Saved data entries

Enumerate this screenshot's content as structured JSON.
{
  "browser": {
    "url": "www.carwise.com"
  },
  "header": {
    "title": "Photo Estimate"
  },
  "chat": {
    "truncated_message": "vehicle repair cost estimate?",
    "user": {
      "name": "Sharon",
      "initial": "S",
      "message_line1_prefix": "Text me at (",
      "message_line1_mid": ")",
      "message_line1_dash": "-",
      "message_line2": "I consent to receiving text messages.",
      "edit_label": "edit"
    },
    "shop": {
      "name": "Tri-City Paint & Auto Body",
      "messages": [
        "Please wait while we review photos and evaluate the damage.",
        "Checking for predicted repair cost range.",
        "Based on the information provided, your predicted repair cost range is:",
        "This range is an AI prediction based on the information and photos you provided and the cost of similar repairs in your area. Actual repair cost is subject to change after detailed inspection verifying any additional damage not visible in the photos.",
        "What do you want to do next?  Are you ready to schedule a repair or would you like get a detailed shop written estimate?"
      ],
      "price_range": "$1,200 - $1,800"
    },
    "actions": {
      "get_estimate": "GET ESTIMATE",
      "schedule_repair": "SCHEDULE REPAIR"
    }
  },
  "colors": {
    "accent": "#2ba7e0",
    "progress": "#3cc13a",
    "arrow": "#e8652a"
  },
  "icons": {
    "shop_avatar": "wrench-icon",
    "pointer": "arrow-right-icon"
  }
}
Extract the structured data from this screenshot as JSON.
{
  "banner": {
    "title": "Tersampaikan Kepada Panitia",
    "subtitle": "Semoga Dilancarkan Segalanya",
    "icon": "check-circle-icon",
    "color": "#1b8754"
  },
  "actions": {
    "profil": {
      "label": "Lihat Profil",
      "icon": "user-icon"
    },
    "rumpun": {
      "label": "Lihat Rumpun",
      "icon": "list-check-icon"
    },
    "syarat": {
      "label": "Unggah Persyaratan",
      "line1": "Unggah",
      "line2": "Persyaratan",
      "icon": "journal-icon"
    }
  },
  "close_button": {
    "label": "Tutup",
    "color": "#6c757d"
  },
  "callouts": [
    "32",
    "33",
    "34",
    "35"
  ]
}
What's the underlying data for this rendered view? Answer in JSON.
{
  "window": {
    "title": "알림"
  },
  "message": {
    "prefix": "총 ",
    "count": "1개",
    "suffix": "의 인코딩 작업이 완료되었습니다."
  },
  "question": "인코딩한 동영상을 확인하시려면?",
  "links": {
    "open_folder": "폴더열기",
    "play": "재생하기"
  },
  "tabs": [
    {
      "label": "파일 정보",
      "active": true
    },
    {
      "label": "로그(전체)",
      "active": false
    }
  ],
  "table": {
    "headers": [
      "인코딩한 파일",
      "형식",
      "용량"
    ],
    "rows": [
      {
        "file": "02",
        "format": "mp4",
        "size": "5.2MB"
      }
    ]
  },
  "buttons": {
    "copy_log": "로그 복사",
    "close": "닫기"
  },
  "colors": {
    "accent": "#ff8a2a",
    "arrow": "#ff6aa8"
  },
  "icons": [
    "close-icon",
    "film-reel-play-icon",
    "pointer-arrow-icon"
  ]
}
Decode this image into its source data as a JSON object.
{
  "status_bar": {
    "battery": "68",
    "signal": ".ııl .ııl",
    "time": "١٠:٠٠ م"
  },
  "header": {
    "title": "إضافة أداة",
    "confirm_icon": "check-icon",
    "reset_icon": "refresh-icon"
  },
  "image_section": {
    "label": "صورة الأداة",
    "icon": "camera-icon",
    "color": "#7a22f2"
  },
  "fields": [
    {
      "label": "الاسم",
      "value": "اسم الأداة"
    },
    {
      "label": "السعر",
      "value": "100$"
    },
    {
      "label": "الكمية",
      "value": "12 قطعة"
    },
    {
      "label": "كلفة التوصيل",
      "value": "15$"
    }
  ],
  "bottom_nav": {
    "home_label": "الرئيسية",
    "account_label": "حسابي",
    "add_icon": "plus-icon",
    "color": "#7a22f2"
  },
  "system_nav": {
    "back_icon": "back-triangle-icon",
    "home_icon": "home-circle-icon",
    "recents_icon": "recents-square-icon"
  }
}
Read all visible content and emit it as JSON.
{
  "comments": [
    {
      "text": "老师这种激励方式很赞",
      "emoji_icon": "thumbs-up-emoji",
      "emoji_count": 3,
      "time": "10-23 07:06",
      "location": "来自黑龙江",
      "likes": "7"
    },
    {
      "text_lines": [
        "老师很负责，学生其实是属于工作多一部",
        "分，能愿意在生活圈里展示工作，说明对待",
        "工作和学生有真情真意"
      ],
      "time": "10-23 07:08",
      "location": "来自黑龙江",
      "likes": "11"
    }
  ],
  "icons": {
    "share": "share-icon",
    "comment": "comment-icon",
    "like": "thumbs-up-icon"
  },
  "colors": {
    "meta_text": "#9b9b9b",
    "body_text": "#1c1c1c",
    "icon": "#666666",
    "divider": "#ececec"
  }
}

**Exercise requirements:** Repeat the material word for word, in full.

**Written reply:**
Enumerate this screenshot's content as structured JSON.
{
  "browser": {
    "url": "www.carwise.com"
  },
  "header": {
    "title": "Photo Estimate"
  },
  "chat": {
    "truncated_message": "vehicle repair cost estimate?",
    "user": {
      "name": "Sharon",
      "initial": "S",
      "message_line1_prefix": "Text me at (",
      "message_line1_mid": ")",
      "message_line1_dash": "-",
      "message_line2": "I consent to receiving text messages.",
      "edit_label": "edit"
    },
    "shop": {
      "name": "Tri-City Paint & Auto Body",
      "messages": [
        "Please wait while we review photos and evaluate the damage.",
        "Checking for predicted repair cost range.",
        "Based on the information provided, your predicted repair cost range is:",
        "This range is an AI prediction based on the information and photos you provided and the cost of similar repairs in your area. Actual repair cost is subject to change after detailed inspection verifying any additional damage not visible in the photos.",
        "What do you want to do next?  Are you ready to schedule a repair or would you like get a detailed shop written estimate?"
      ],
      "price_range": "$1,200 - $1,800"
    },
    "actions": {
      "get_estimate": "GET ESTIMATE",
      "schedule_repair": "SCHEDULE REPAIR"
    }
  },
  "colors": {
    "accent": "#2ba7e0",
    "progress": "#3cc13a",
    "arrow": "#e8652a"
  },
  "icons": {
    "shop_avatar": "wrench-icon",
    "pointer": "arrow-right-icon"
  }
}
Extract the structured data from this screenshot as JSON.
{
  "banner": {
    "title": "Tersampaikan Kepada Panitia",
    "subtitle": "Semoga Dilancarkan Segalanya",
    "icon": "check-circle-icon",
    "color": "#1b8754"
  },
  "actions": {
    "profil": {
      "label": "Lihat Profil",
      "icon": "user-icon"
    },
    "rumpun": {
      "label": "Lihat Rumpun",
      "icon": "list-check-icon"
    },
    "syarat": {
      "label": "Unggah Persyaratan",
      "line1": "Unggah",
      "line2": "Persyaratan",
      "icon": "journal-icon"
    }
  },
  "close_button": {
    "label": "Tutup",
    "color": "#6c757d"
  },
  "callouts": [
    "32",
    "33",
    "34",
    "35"
  ]
}
What's the underlying data for this rendered view? Answer in JSON.
{
  "window": {
    "title": "알림"
  },
  "message": {
    "prefix": "총 ",
    "count": "1개",
    "suffix": "의 인코딩 작업이 완료되었습니다."
  },
  "question": "인코딩한 동영상을 확인하시려면?",
  "links": {
    "open_folder": "폴더열기",
    "play": "재생하기"
  },
  "tabs": [
    {
      "label": "파일 정보",
      "active": true
    },
    {
      "label": "로그(전체)",
      "active": false
    }
  ],
  "table": {
    "headers": [
      "인코딩한 파일",
      "형식",
      "용량"
    ],
    "rows": [
      {
        "file": "02",
        "format": "mp4",
        "size": "5.2MB"
      }
    ]
  },
  "buttons": {
    "copy_log": "로그 복사",
    "close": "닫기"
  },
  "colors": {
    "accent": "#ff8a2a",
    "arrow": "#ff6aa8"
  },
  "icons": [
    "close-icon",
    "film-reel-play-icon",
    "pointer-arrow-icon"
  ]
}
Decode this image into its source data as a JSON object.
{
  "status_bar": {
    "battery": "68",
    "signal": ".ııl .ııl",
    "time": "١٠:٠٠ م"
  },
  "header": {
    "title": "إضافة أداة",
    "confirm_icon": "check-icon",
    "reset_icon": "refresh-icon"
  },
  "image_section": {
    "label": "صورة الأداة",
    "icon": "camera-icon",
    "color": "#7a22f2"
  },
  "fields": [
    {
      "label": "الاسم",
      "value": "اسم الأداة"
    },
    {
      "label": "السعر",
      "value": "100$"
    },
    {
      "label": "الكمية",
      "value": "12 قطعة"
    },
    {
      "label": "كلفة التوصيل",
      "value": "15$"
    }
  ],
  "bottom_nav": {
    "home_label": "الرئيسية",
    "account_label": "حسابي",
    "add_icon": "plus-icon",
    "color": "#7a22f2"
  },
  "system_nav": {
    "back_icon": "back-triangle-icon",
    "home_icon": "home-circle-icon",
    "recents_icon": "recents-square-icon"
  }
}
Read all visible content and emit it as JSON.
{
  "comments": [
    {
      "text": "老师这种激励方式很赞",
      "emoji_icon": "thumbs-up-emoji",
      "emoji_count": 3,
      "time": "10-23 07:06",
      "location": "来自黑龙江",
      "likes": "7"
    },
    {
      "text_lines": [
        "老师很负责，学生其实是属于工作多一部",
        "分，能愿意在生活圈里展示工作，说明对待",
        "工作和学生有真情真意"
      ],
      "time": "10-23 07:08",
      "location": "来自黑龙江",
      "likes": "11"
    }
  ],
  "icons": {
    "share": "share-icon",
    "comment": "comment-icon",
    "like": "thumbs-up-icon"
  },
  "colors": {
    "meta_text": "#9b9b9b",
    "body_text": "#1c1c1c",
    "icon": "#666666",
    "divider": "#ececec"
  }
}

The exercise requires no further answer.